>> begin

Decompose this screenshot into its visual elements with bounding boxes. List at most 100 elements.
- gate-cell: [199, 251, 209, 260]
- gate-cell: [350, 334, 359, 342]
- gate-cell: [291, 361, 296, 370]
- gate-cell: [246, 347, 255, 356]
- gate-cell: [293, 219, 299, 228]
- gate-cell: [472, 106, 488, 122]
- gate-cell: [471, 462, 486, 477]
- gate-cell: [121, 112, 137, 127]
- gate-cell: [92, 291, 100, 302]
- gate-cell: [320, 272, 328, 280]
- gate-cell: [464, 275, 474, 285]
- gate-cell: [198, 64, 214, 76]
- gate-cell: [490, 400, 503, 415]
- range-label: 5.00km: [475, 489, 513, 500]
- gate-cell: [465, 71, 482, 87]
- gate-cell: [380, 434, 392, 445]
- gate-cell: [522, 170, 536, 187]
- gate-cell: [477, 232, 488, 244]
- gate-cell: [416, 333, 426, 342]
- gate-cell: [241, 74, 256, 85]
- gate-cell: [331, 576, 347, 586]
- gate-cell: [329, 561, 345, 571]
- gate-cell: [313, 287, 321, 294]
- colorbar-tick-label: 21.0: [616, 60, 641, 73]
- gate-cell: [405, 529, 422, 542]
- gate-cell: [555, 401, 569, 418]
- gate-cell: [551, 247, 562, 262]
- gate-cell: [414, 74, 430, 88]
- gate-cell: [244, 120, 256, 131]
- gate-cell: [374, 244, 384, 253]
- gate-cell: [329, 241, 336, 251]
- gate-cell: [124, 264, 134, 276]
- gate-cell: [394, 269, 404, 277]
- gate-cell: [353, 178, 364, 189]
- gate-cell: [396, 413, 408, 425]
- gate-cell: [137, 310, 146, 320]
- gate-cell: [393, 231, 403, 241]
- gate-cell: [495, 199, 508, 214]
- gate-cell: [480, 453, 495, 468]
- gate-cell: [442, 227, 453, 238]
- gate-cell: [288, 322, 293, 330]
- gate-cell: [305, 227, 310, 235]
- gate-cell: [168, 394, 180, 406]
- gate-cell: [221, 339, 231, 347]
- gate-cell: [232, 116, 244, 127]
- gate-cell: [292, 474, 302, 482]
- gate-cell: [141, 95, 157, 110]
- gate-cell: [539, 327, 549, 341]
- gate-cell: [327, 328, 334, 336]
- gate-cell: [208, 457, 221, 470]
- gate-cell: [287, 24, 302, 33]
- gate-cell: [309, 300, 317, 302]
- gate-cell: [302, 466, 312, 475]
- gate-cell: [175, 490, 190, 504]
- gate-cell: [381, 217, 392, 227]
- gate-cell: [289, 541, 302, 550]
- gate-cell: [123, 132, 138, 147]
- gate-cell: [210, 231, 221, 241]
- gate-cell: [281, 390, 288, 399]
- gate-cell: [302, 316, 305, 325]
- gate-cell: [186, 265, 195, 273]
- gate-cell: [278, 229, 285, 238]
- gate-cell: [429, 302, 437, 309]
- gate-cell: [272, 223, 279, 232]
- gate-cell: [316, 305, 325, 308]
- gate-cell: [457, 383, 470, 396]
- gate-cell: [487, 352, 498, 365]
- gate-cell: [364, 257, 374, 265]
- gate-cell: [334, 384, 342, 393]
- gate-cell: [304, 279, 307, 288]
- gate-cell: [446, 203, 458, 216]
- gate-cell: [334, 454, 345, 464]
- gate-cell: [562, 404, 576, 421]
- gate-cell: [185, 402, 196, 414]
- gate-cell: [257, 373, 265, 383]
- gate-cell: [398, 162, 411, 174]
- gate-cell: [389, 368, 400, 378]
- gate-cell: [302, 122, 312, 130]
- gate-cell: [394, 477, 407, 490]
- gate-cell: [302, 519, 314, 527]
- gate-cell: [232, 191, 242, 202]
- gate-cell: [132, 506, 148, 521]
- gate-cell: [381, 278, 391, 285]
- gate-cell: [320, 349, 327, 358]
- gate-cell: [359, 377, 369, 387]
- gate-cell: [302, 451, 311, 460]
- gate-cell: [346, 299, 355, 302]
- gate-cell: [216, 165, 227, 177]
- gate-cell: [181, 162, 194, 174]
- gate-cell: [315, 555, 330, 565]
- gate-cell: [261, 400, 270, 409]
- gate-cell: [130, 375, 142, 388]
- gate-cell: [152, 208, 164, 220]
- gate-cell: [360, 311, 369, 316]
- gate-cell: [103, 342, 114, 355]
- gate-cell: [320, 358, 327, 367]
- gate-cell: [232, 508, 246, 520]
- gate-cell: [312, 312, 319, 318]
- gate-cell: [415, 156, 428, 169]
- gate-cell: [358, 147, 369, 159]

>> end

**Objective:** Revise the items above by changing "range-label" to "distance-label", and leave every other character as it is.

**Solution for this problem:**
Decompose this screenshot into its visual elements with bounding boxes. List at most 100 elements.
- gate-cell: [199, 251, 209, 260]
- gate-cell: [350, 334, 359, 342]
- gate-cell: [291, 361, 296, 370]
- gate-cell: [246, 347, 255, 356]
- gate-cell: [293, 219, 299, 228]
- gate-cell: [472, 106, 488, 122]
- gate-cell: [471, 462, 486, 477]
- gate-cell: [121, 112, 137, 127]
- gate-cell: [92, 291, 100, 302]
- gate-cell: [320, 272, 328, 280]
- gate-cell: [464, 275, 474, 285]
- gate-cell: [198, 64, 214, 76]
- gate-cell: [490, 400, 503, 415]
- distance-label: 5.00km: [475, 489, 513, 500]
- gate-cell: [465, 71, 482, 87]
- gate-cell: [380, 434, 392, 445]
- gate-cell: [522, 170, 536, 187]
- gate-cell: [477, 232, 488, 244]
- gate-cell: [416, 333, 426, 342]
- gate-cell: [241, 74, 256, 85]
- gate-cell: [331, 576, 347, 586]
- gate-cell: [329, 561, 345, 571]
- gate-cell: [313, 287, 321, 294]
- colorbar-tick-label: 21.0: [616, 60, 641, 73]
- gate-cell: [405, 529, 422, 542]
- gate-cell: [555, 401, 569, 418]
- gate-cell: [551, 247, 562, 262]
- gate-cell: [414, 74, 430, 88]
- gate-cell: [244, 120, 256, 131]
- gate-cell: [374, 244, 384, 253]
- gate-cell: [329, 241, 336, 251]
- gate-cell: [124, 264, 134, 276]
- gate-cell: [394, 269, 404, 277]
- gate-cell: [353, 178, 364, 189]
- gate-cell: [396, 413, 408, 425]
- gate-cell: [137, 310, 146, 320]
- gate-cell: [393, 231, 403, 241]
- gate-cell: [495, 199, 508, 214]
- gate-cell: [480, 453, 495, 468]
- gate-cell: [442, 227, 453, 238]
- gate-cell: [288, 322, 293, 330]
- gate-cell: [305, 227, 310, 235]
- gate-cell: [168, 394, 180, 406]
- gate-cell: [221, 339, 231, 347]
- gate-cell: [232, 116, 244, 127]
- gate-cell: [292, 474, 302, 482]
- gate-cell: [141, 95, 157, 110]
- gate-cell: [539, 327, 549, 341]
- gate-cell: [327, 328, 334, 336]
- gate-cell: [208, 457, 221, 470]
- gate-cell: [287, 24, 302, 33]
- gate-cell: [309, 300, 317, 302]
- gate-cell: [302, 466, 312, 475]
- gate-cell: [175, 490, 190, 504]
- gate-cell: [381, 217, 392, 227]
- gate-cell: [289, 541, 302, 550]
- gate-cell: [123, 132, 138, 147]
- gate-cell: [210, 231, 221, 241]
- gate-cell: [281, 390, 288, 399]
- gate-cell: [302, 316, 305, 325]
- gate-cell: [186, 265, 195, 273]
- gate-cell: [278, 229, 285, 238]
- gate-cell: [429, 302, 437, 309]
- gate-cell: [272, 223, 279, 232]
- gate-cell: [316, 305, 325, 308]
- gate-cell: [457, 383, 470, 396]
- gate-cell: [487, 352, 498, 365]
- gate-cell: [364, 257, 374, 265]
- gate-cell: [334, 384, 342, 393]
- gate-cell: [304, 279, 307, 288]
- gate-cell: [446, 203, 458, 216]
- gate-cell: [334, 454, 345, 464]
- gate-cell: [562, 404, 576, 421]
- gate-cell: [185, 402, 196, 414]
- gate-cell: [257, 373, 265, 383]
- gate-cell: [398, 162, 411, 174]
- gate-cell: [389, 368, 400, 378]
- gate-cell: [302, 122, 312, 130]
- gate-cell: [394, 477, 407, 490]
- gate-cell: [302, 519, 314, 527]
- gate-cell: [232, 191, 242, 202]
- gate-cell: [132, 506, 148, 521]
- gate-cell: [381, 278, 391, 285]
- gate-cell: [320, 349, 327, 358]
- gate-cell: [359, 377, 369, 387]
- gate-cell: [302, 451, 311, 460]
- gate-cell: [346, 299, 355, 302]
- gate-cell: [216, 165, 227, 177]
- gate-cell: [181, 162, 194, 174]
- gate-cell: [315, 555, 330, 565]
- gate-cell: [261, 400, 270, 409]
- gate-cell: [130, 375, 142, 388]
- gate-cell: [152, 208, 164, 220]
- gate-cell: [360, 311, 369, 316]
- gate-cell: [103, 342, 114, 355]
- gate-cell: [320, 358, 327, 367]
- gate-cell: [232, 508, 246, 520]
- gate-cell: [312, 312, 319, 318]
- gate-cell: [415, 156, 428, 169]
- gate-cell: [358, 147, 369, 159]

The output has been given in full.